— Task details —
Repeat each of the following items word for word, omitting any pictures from your answer.

Region annotation records:
* * *

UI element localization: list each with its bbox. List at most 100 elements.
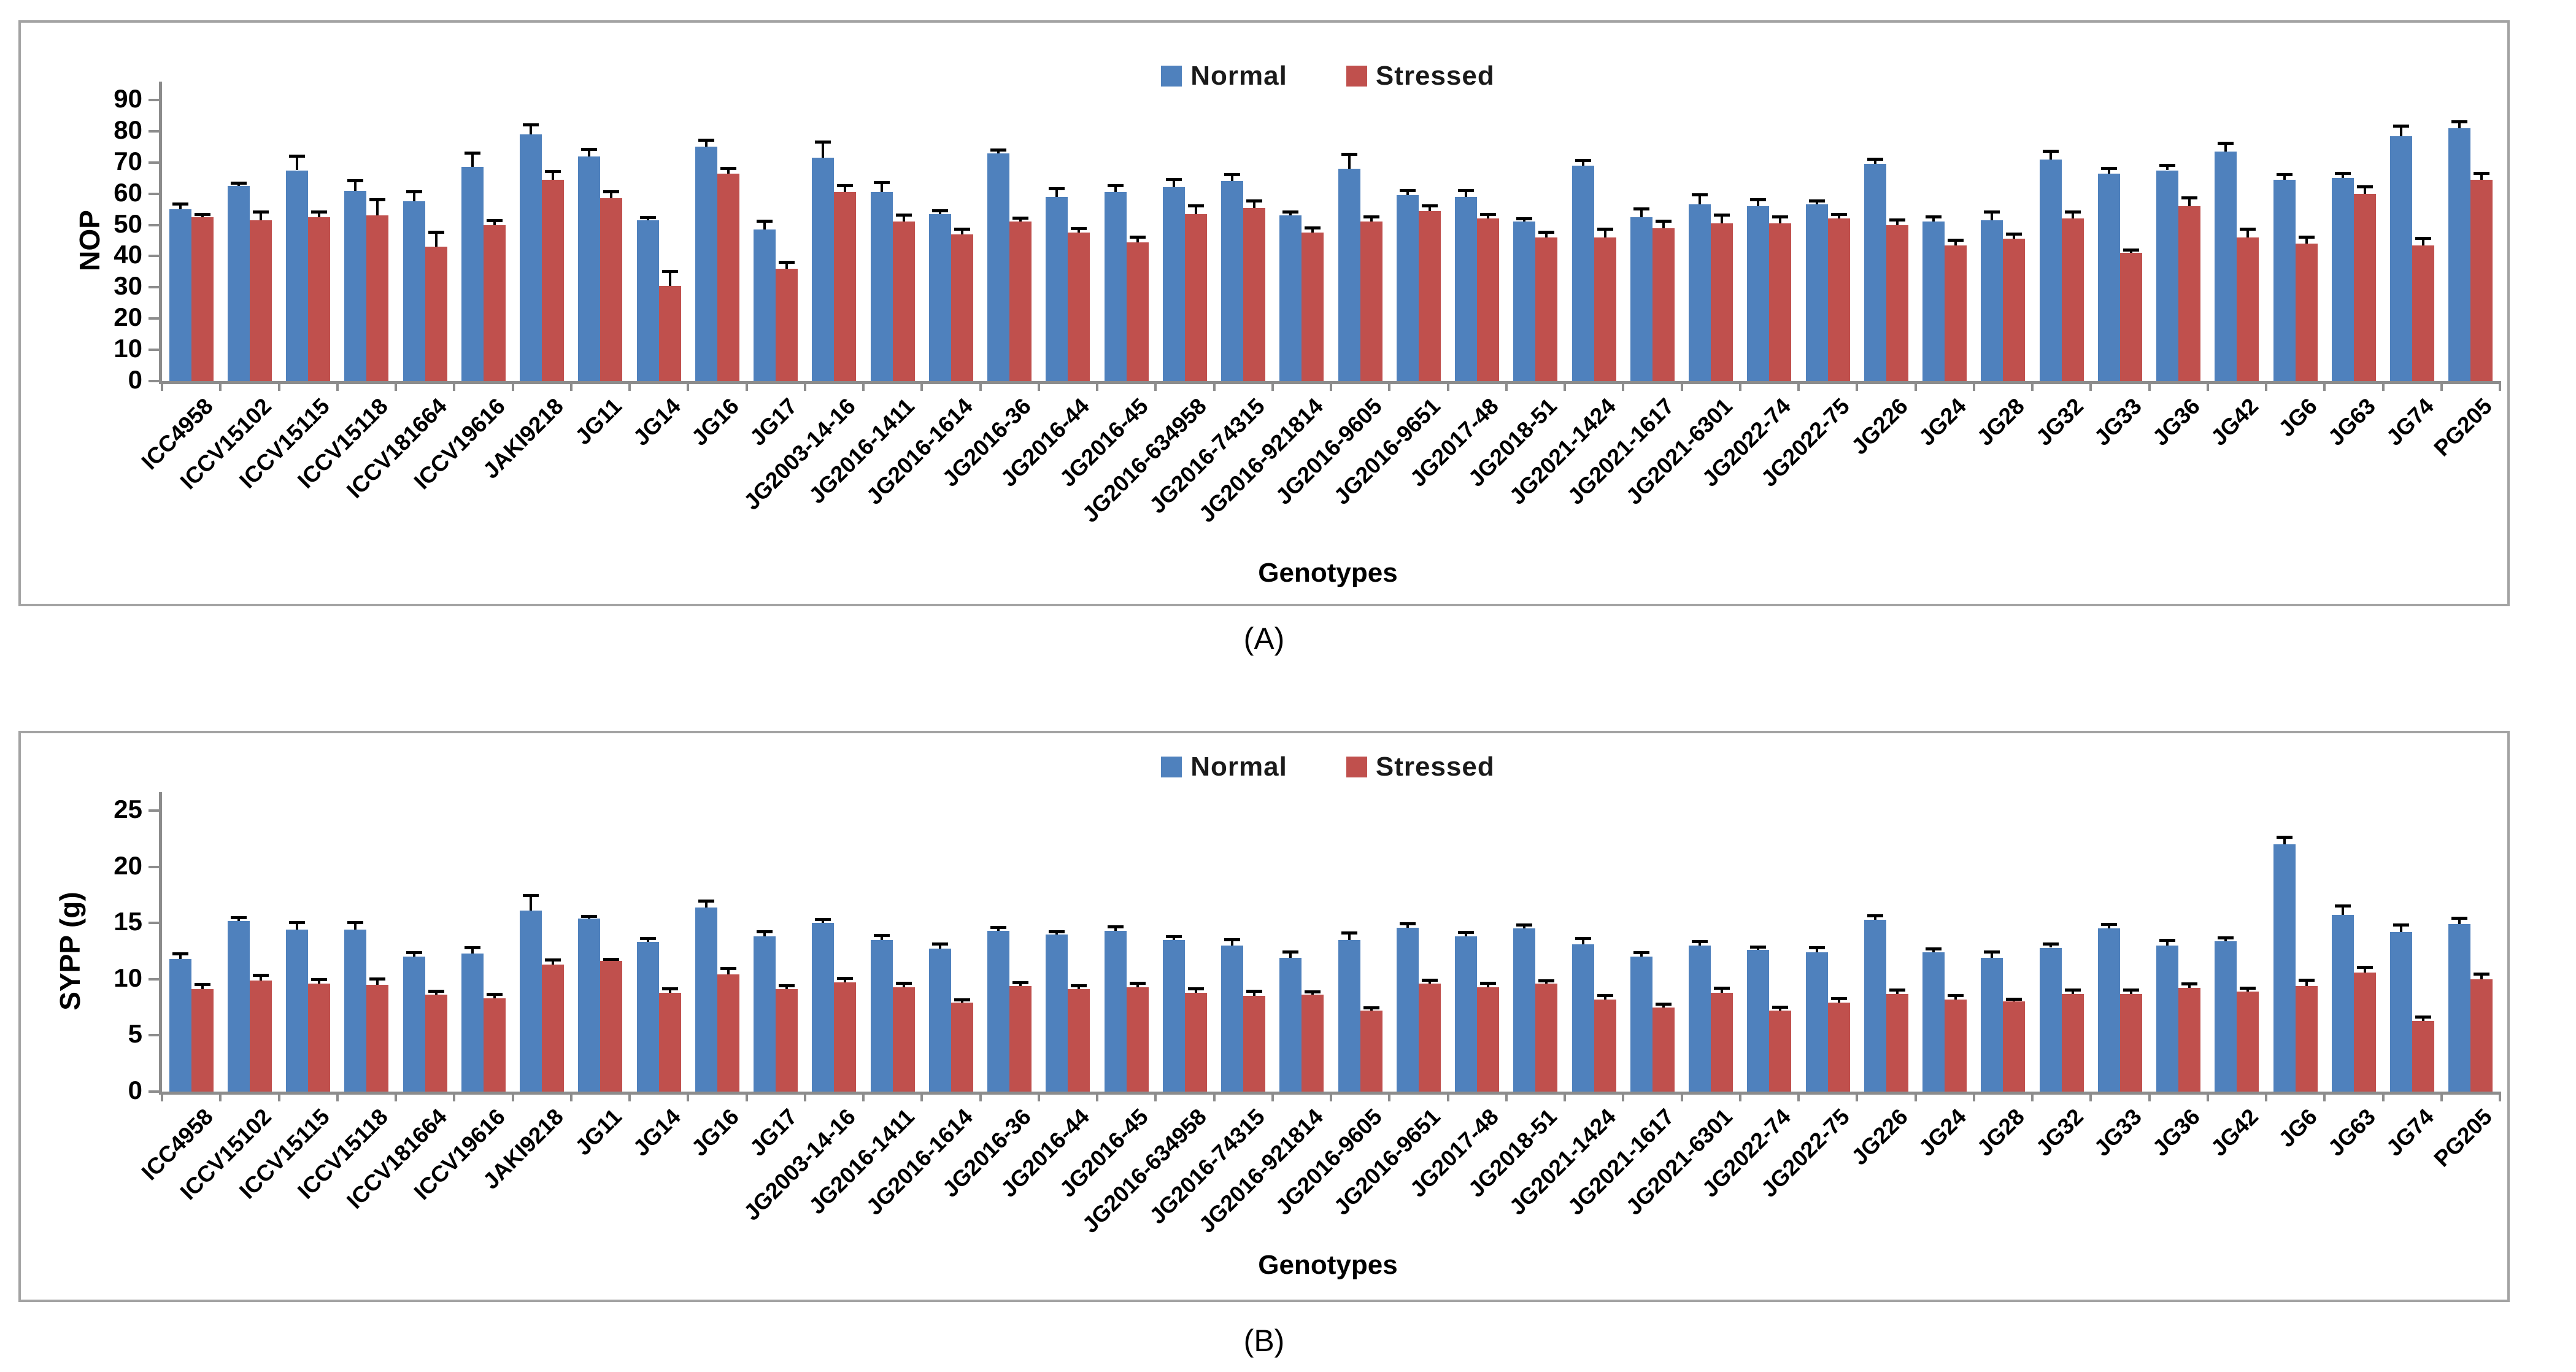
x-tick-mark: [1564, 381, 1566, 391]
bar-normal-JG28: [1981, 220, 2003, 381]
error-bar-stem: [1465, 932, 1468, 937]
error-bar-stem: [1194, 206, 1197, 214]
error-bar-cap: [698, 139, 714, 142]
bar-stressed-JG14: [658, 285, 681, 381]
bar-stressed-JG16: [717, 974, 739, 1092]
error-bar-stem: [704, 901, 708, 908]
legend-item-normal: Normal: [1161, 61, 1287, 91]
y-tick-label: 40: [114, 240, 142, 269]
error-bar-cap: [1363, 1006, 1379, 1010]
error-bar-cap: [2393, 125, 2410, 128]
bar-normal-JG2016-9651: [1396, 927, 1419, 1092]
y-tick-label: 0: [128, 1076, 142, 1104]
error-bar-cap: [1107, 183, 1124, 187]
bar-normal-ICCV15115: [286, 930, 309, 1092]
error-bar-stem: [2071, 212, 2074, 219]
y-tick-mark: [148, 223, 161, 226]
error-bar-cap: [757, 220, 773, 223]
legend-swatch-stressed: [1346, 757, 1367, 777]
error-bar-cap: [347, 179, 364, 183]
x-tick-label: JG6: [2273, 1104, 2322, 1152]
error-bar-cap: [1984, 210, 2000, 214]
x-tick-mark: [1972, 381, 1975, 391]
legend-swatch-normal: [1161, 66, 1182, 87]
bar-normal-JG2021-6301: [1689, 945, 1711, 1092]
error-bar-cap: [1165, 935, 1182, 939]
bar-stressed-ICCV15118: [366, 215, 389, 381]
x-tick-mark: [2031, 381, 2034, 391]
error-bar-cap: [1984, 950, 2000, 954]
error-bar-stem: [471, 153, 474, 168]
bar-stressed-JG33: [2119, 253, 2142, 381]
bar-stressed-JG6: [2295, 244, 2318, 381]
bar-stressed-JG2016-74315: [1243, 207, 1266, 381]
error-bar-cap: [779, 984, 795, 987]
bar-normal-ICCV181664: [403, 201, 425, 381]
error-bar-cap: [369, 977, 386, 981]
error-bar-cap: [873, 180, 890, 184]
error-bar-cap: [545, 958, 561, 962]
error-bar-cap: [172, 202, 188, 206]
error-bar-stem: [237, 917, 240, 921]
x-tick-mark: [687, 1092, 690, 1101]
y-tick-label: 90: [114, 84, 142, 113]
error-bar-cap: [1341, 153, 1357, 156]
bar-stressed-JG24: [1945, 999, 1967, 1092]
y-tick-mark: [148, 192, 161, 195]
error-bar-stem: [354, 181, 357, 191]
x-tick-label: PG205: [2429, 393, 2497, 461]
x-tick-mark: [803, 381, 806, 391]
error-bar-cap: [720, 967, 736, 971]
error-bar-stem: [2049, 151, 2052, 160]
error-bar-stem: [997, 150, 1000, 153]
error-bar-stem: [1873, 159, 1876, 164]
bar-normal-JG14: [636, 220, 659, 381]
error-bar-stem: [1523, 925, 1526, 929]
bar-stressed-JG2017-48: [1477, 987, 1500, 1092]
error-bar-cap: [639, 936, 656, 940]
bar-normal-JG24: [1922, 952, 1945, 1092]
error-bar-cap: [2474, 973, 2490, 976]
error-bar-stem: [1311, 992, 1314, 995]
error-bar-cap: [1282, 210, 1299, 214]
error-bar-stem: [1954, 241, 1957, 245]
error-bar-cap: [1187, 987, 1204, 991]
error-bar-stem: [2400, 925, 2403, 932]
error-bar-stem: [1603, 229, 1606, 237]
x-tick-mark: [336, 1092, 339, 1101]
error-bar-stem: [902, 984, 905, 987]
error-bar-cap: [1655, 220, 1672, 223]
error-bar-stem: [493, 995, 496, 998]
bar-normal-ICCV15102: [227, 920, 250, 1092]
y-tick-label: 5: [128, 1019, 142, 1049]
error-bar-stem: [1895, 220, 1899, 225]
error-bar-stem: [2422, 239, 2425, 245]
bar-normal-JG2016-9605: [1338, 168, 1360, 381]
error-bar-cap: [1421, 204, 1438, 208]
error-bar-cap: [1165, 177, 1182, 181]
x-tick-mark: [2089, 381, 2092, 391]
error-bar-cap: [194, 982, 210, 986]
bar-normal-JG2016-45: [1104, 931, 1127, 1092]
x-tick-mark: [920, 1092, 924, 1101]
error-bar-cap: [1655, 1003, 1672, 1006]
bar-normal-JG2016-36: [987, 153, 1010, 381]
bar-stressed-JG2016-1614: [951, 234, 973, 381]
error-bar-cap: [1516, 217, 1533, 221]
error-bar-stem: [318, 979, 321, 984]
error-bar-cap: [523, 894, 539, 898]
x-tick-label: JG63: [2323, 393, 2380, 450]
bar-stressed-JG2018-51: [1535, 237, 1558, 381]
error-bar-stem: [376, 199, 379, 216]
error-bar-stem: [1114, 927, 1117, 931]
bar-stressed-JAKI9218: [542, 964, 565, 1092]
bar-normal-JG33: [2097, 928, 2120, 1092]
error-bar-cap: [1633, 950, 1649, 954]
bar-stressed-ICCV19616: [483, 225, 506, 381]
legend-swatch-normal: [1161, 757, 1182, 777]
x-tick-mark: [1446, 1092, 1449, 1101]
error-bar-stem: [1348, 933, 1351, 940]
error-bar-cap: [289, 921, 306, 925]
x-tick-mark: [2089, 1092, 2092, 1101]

* * *

— Task result —
UI element localization: list each with its bbox. List at most 100 elements.
x-tick-mark: [1564, 381, 1566, 391]
bar-normal-JG28: [1981, 220, 2003, 381]
error-bar-stem: [1465, 932, 1468, 937]
error-bar-stem: [1194, 206, 1197, 214]
error-bar-cap: [698, 139, 714, 142]
bar-stressed-JG14: [658, 285, 681, 381]
bar-stressed-JG16: [717, 974, 739, 1092]
error-bar-stem: [704, 901, 708, 908]
legend-item-normal: Normal: [1161, 61, 1287, 91]
y-tick-label: 40: [114, 240, 142, 269]
error-bar-cap: [1363, 1006, 1379, 1010]
error-bar-cap: [2393, 125, 2410, 128]
bar-normal-JG2016-9651: [1396, 927, 1419, 1092]
y-tick-label: 0: [128, 1076, 142, 1104]
error-bar-cap: [1107, 183, 1124, 187]
bar-normal-ICCV15115: [286, 930, 309, 1092]
error-bar-stem: [2071, 212, 2074, 219]
y-tick-mark: [148, 223, 161, 226]
error-bar-cap: [757, 220, 773, 223]
legend-swatch-stressed: [1346, 757, 1367, 777]
error-bar-cap: [347, 179, 364, 183]
x-tick-label: JG6: [2273, 1104, 2322, 1152]
error-bar-cap: [1984, 210, 2000, 214]
x-tick-mark: [1972, 381, 1975, 391]
legend-swatch-normal: [1161, 66, 1182, 87]
bar-normal-JG2021-6301: [1689, 945, 1711, 1092]
error-bar-cap: [1165, 935, 1182, 939]
bar-stressed-ICCV15118: [366, 215, 389, 381]
x-tick-mark: [2031, 381, 2034, 391]
error-bar-cap: [1984, 950, 2000, 954]
error-bar-stem: [471, 153, 474, 168]
bar-stressed-JG33: [2119, 253, 2142, 381]
bar-stressed-JG6: [2295, 244, 2318, 381]
bar-stressed-JG2016-74315: [1243, 207, 1266, 381]
error-bar-cap: [779, 984, 795, 987]
bar-normal-ICCV181664: [403, 201, 425, 381]
error-bar-cap: [369, 977, 386, 981]
error-bar-cap: [873, 180, 890, 184]
error-bar-cap: [545, 958, 561, 962]
error-bar-cap: [172, 202, 188, 206]
error-bar-stem: [237, 917, 240, 921]
x-tick-mark: [687, 1092, 690, 1101]
y-tick-label: 90: [114, 84, 142, 113]
error-bar-cap: [1341, 153, 1357, 156]
bar-stressed-JG24: [1945, 999, 1967, 1092]
y-tick-mark: [148, 192, 161, 195]
error-bar-stem: [354, 181, 357, 191]
x-tick-label: PG205: [2429, 393, 2497, 461]
x-tick-mark: [803, 381, 806, 391]
error-bar-cap: [720, 967, 736, 971]
error-bar-stem: [2049, 151, 2052, 160]
error-bar-stem: [997, 150, 1000, 153]
error-bar-stem: [1873, 159, 1876, 164]
bar-normal-JG14: [636, 220, 659, 381]
error-bar-stem: [1523, 925, 1526, 929]
bar-stressed-JG2017-48: [1477, 987, 1500, 1092]
error-bar-cap: [639, 936, 656, 940]
bar-normal-JG24: [1922, 952, 1945, 1092]
error-bar-cap: [2474, 973, 2490, 976]
error-bar-stem: [1311, 992, 1314, 995]
error-bar-cap: [1282, 210, 1299, 214]
error-bar-stem: [1954, 241, 1957, 245]
error-bar-cap: [1187, 987, 1204, 991]
error-bar-stem: [2400, 925, 2403, 932]
error-bar-stem: [1603, 229, 1606, 237]
x-tick-mark: [336, 1092, 339, 1101]
error-bar-stem: [902, 984, 905, 987]
error-bar-cap: [1655, 220, 1672, 223]
error-bar-stem: [493, 995, 496, 998]
bar-normal-ICCV15102: [227, 920, 250, 1092]
y-tick-label: 5: [128, 1019, 142, 1049]
error-bar-stem: [1895, 220, 1899, 225]
error-bar-stem: [2422, 239, 2425, 245]
bar-normal-JG2016-9605: [1338, 168, 1360, 381]
error-bar-cap: [1421, 204, 1438, 208]
error-bar-cap: [1165, 177, 1182, 181]
x-tick-mark: [2089, 381, 2092, 391]
error-bar-cap: [194, 982, 210, 986]
bar-normal-JG2016-45: [1104, 931, 1127, 1092]
x-tick-mark: [920, 1092, 924, 1101]
error-bar-cap: [1655, 1003, 1672, 1006]
bar-normal-JG2016-36: [987, 153, 1010, 381]
bar-stressed-JG2016-1614: [951, 234, 973, 381]
error-bar-cap: [1516, 217, 1533, 221]
error-bar-stem: [318, 979, 321, 984]
error-bar-cap: [523, 894, 539, 898]
x-tick-label: JG63: [2323, 393, 2380, 450]
bar-stressed-JG2018-51: [1535, 237, 1558, 381]
error-bar-stem: [376, 199, 379, 216]
error-bar-stem: [1114, 927, 1117, 931]
bar-stressed-JAKI9218: [542, 964, 565, 1092]
bar-normal-JG33: [2097, 928, 2120, 1092]
error-bar-cap: [1633, 950, 1649, 954]
bar-stressed-ICCV19616: [483, 225, 506, 381]
legend-swatch-normal: [1161, 757, 1182, 777]
x-tick-mark: [1446, 1092, 1449, 1101]
error-bar-stem: [1348, 933, 1351, 940]
error-bar-cap: [289, 921, 306, 925]
x-tick-mark: [2089, 1092, 2092, 1101]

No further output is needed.